Given task: Scan the records for the string "text"; copy each line where it occurs.

^^^^^^^^^^^^^^^^

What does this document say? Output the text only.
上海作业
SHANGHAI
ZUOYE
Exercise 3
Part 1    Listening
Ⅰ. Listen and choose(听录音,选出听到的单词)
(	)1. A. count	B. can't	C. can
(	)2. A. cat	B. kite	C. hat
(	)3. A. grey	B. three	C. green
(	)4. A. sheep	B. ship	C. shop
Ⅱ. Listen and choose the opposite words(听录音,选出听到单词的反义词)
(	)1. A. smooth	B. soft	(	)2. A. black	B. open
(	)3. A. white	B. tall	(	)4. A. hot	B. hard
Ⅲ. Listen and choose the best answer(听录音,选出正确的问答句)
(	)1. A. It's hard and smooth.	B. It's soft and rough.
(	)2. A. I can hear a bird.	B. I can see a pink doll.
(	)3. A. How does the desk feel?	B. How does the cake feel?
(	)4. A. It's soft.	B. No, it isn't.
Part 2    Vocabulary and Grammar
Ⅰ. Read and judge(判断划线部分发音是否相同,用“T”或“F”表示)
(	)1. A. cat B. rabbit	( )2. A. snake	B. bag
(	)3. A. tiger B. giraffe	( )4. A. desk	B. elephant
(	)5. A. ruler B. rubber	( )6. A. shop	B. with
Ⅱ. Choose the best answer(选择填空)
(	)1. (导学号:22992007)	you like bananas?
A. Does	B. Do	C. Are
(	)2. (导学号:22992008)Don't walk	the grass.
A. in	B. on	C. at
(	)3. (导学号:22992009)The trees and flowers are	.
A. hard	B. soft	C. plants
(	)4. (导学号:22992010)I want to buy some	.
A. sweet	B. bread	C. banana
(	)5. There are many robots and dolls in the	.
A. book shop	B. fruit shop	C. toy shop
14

^^^^^^^^^^^^^^^^

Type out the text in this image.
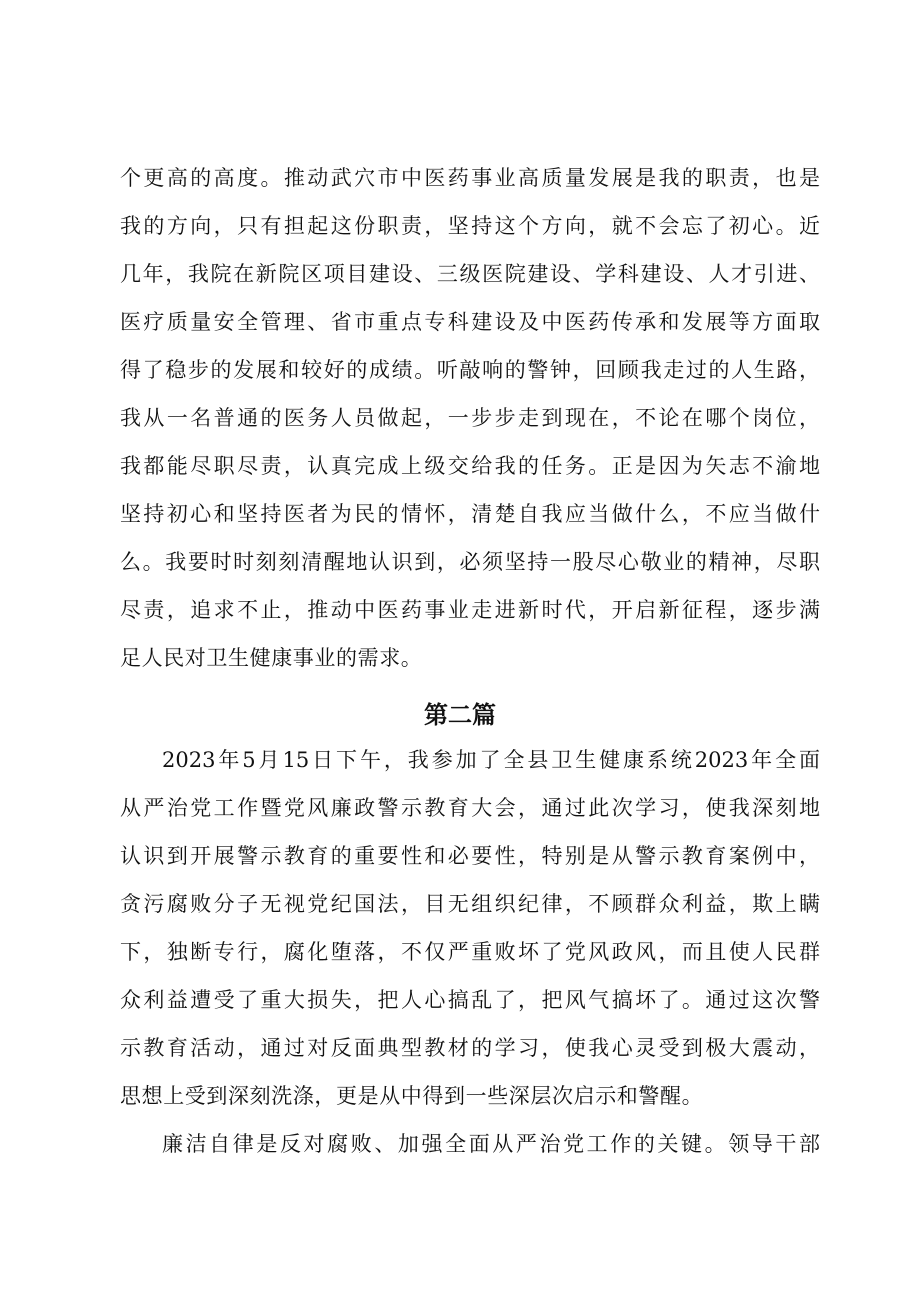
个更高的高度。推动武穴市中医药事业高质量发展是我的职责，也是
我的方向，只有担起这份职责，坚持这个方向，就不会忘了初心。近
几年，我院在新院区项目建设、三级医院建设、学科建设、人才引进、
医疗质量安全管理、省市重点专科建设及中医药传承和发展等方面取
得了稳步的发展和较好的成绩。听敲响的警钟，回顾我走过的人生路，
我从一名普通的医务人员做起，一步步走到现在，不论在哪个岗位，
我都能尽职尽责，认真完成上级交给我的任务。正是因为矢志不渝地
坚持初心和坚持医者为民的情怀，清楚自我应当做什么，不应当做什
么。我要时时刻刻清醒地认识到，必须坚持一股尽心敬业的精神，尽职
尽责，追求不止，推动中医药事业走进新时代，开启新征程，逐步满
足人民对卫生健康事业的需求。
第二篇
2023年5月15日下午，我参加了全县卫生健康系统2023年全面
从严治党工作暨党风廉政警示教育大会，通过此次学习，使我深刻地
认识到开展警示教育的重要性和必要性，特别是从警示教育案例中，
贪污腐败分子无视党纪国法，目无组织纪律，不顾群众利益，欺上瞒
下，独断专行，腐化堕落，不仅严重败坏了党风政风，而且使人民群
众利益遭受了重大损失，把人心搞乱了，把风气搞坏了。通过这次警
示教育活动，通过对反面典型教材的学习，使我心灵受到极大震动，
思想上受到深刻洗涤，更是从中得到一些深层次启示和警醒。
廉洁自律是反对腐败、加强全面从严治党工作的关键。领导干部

^^^^^^^^^^^^^^^^

Output of the task:
What does this document say? Output the text only.
Type out the text in this image.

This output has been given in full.